Rewrite the records from the line with "section-5-4 <box>24 708 929 1303</box>" to the line with "square-bullet-icon <box>26 841 32 847</box>", with "square-bullet-icon" renamed to "bullet-marker" and everything else left unchanged. Give only those lines.

• • • • •

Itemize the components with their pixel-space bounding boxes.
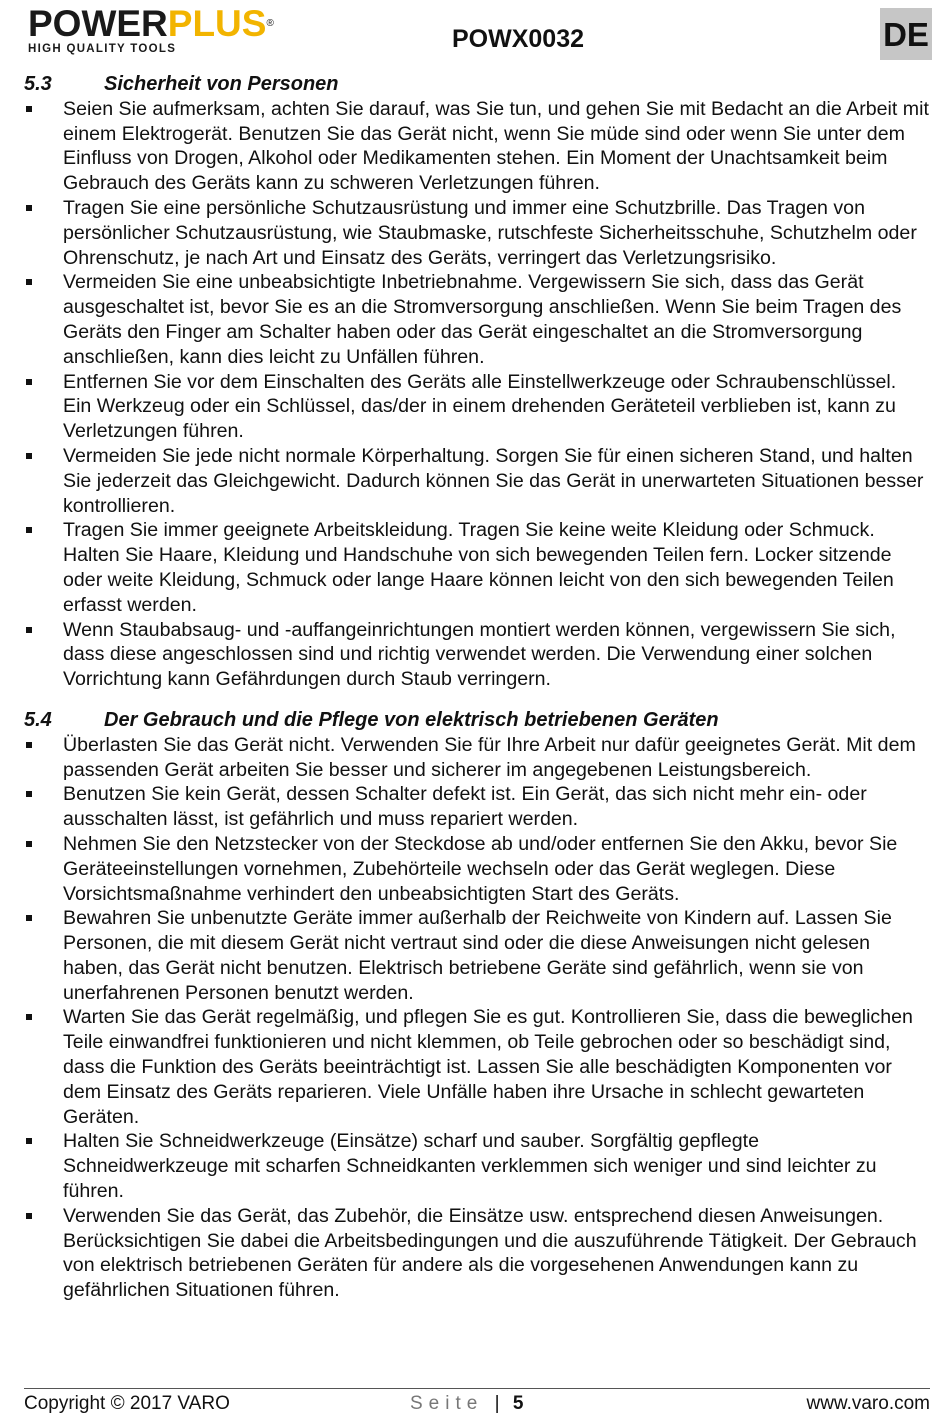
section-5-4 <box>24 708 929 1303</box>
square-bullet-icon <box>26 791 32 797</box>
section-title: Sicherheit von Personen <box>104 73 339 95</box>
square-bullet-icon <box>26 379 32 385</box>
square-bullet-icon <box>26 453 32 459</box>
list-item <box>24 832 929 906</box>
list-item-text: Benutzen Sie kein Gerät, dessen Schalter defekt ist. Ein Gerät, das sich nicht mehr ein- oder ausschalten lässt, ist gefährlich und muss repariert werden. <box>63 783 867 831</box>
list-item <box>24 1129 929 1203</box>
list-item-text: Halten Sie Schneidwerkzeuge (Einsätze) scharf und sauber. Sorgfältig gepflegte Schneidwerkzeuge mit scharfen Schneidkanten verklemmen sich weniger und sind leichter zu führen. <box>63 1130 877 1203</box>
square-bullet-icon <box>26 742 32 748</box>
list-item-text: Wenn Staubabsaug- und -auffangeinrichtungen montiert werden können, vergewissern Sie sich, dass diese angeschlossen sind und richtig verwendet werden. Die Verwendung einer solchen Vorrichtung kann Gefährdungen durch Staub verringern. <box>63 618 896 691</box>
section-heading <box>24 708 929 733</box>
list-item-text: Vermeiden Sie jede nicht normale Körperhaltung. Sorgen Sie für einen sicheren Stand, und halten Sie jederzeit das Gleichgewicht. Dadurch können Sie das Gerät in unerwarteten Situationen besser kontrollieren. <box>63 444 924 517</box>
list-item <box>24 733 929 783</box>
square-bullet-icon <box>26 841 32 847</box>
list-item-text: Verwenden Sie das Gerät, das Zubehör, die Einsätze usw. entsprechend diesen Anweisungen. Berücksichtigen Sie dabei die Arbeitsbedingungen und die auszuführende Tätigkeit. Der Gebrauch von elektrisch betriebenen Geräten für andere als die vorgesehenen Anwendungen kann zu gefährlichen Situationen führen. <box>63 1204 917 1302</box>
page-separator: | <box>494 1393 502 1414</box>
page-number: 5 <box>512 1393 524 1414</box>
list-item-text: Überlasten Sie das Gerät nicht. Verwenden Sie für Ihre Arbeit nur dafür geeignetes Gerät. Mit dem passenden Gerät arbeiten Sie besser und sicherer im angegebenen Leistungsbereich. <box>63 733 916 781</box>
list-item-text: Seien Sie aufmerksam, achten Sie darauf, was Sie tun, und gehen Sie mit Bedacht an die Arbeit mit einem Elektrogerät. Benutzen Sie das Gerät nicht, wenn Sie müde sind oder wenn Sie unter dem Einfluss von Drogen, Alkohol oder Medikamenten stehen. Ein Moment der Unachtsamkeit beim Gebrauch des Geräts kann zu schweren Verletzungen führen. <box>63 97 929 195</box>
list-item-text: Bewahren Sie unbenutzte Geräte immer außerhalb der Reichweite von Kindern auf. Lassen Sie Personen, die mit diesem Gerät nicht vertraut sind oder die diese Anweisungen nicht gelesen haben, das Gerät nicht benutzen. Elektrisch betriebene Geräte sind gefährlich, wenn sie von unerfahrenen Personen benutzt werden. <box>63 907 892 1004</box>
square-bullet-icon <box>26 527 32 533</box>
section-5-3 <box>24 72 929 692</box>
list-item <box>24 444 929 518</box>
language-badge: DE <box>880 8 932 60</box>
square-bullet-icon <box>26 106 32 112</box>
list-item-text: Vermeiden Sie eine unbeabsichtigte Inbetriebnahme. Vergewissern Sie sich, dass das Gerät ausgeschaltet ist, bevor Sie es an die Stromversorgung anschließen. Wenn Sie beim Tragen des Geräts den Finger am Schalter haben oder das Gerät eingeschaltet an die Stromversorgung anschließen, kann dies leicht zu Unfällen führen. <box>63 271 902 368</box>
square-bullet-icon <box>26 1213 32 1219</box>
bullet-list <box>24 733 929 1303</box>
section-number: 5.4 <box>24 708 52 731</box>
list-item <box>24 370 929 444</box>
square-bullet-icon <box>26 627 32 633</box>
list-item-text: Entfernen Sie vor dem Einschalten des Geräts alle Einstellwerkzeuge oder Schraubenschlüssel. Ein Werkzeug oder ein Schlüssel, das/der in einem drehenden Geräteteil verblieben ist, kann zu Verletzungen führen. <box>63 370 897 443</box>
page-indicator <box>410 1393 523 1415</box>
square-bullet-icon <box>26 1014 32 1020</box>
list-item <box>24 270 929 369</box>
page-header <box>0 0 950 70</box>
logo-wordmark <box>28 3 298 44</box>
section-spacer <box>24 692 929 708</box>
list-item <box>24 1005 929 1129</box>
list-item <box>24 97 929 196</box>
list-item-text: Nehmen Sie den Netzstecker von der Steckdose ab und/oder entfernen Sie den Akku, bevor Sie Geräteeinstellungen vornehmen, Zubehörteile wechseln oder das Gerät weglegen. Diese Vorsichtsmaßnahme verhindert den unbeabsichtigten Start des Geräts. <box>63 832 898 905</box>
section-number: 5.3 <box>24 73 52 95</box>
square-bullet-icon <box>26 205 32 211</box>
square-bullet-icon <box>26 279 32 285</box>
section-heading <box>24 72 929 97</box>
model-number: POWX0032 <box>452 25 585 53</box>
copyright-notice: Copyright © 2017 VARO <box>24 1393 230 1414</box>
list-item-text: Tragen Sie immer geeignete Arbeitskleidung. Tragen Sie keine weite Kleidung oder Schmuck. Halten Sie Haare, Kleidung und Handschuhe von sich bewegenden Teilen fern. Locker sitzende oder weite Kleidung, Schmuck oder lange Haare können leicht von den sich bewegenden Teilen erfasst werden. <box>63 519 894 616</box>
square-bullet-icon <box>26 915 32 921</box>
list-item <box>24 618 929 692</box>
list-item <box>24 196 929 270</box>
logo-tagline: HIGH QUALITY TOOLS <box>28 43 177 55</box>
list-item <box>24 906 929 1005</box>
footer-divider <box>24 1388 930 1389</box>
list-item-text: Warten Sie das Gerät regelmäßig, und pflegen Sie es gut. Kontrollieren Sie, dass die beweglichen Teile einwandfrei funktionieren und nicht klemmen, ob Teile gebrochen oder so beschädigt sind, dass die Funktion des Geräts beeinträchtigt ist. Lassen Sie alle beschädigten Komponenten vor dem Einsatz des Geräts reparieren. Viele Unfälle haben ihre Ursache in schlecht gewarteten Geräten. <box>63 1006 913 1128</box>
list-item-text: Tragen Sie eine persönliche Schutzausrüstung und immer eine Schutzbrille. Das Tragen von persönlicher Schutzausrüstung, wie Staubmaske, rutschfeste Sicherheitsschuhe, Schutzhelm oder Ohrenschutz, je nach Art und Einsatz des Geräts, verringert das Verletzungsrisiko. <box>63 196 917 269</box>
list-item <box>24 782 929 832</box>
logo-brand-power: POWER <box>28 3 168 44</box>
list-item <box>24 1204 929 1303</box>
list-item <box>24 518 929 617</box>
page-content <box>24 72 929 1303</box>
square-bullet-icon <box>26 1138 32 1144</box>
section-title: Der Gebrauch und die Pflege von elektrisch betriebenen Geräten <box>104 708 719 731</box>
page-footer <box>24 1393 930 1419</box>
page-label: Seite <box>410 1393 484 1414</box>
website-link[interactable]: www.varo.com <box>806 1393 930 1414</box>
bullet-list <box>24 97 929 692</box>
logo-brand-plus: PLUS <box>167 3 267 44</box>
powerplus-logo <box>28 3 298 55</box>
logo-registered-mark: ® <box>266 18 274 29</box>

• • • • •

> Response for this exercise
section-5-4 <box>24 708 929 1303</box>
bullet-marker <box>26 791 32 797</box>
section-title: Sicherheit von Personen <box>104 73 339 95</box>
bullet-marker <box>26 379 32 385</box>
bullet-marker <box>26 453 32 459</box>
list-item <box>24 832 929 906</box>
list-item-text: Benutzen Sie kein Gerät, dessen Schalter defekt ist. Ein Gerät, das sich nicht mehr ein- oder ausschalten lässt, ist gefährlich und muss repariert werden. <box>63 783 867 831</box>
list-item <box>24 1129 929 1203</box>
list-item-text: Halten Sie Schneidwerkzeuge (Einsätze) scharf und sauber. Sorgfältig gepflegte Schneidwerkzeuge mit scharfen Schneidkanten verklemmen sich weniger und sind leichter zu führen. <box>63 1130 877 1203</box>
bullet-marker <box>26 742 32 748</box>
list-item-text: Wenn Staubabsaug- und -auffangeinrichtungen montiert werden können, vergewissern Sie sich, dass diese angeschlossen sind und richtig verwendet werden. Die Verwendung einer solchen Vorrichtung kann Gefährdungen durch Staub verringern. <box>63 618 896 691</box>
section-heading <box>24 708 929 733</box>
list-item-text: Vermeiden Sie jede nicht normale Körperhaltung. Sorgen Sie für einen sicheren Stand, und halten Sie jederzeit das Gleichgewicht. Dadurch können Sie das Gerät in unerwarteten Situationen besser kontrollieren. <box>63 444 924 517</box>
list-item <box>24 733 929 783</box>
bullet-marker <box>26 841 32 847</box>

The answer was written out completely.